** start of RECORDED INFORMATION **
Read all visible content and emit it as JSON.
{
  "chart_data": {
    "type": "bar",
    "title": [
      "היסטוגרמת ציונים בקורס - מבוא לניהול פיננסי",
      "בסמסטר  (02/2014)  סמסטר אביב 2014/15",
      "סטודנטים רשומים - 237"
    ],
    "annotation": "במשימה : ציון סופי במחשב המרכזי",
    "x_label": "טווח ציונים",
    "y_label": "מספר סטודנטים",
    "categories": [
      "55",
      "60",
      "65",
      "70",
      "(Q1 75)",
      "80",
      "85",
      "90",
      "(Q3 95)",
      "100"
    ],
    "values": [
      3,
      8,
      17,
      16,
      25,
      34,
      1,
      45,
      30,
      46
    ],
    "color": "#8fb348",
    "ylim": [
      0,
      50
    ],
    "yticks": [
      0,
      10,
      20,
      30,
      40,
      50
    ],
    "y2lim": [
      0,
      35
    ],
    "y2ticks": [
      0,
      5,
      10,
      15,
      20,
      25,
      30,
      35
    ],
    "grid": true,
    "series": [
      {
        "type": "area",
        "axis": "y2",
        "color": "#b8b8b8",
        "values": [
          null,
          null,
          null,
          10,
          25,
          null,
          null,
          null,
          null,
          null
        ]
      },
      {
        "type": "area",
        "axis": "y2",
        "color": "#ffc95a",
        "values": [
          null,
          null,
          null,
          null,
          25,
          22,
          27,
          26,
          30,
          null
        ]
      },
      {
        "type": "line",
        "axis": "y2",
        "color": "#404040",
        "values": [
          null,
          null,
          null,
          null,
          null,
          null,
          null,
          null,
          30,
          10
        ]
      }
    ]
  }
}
** end of RECORDED INFORMATION **
Determine how many lines of the listing hold the word "type" and reply with that figure alone.

• _FINISHED EXERCISE_: 4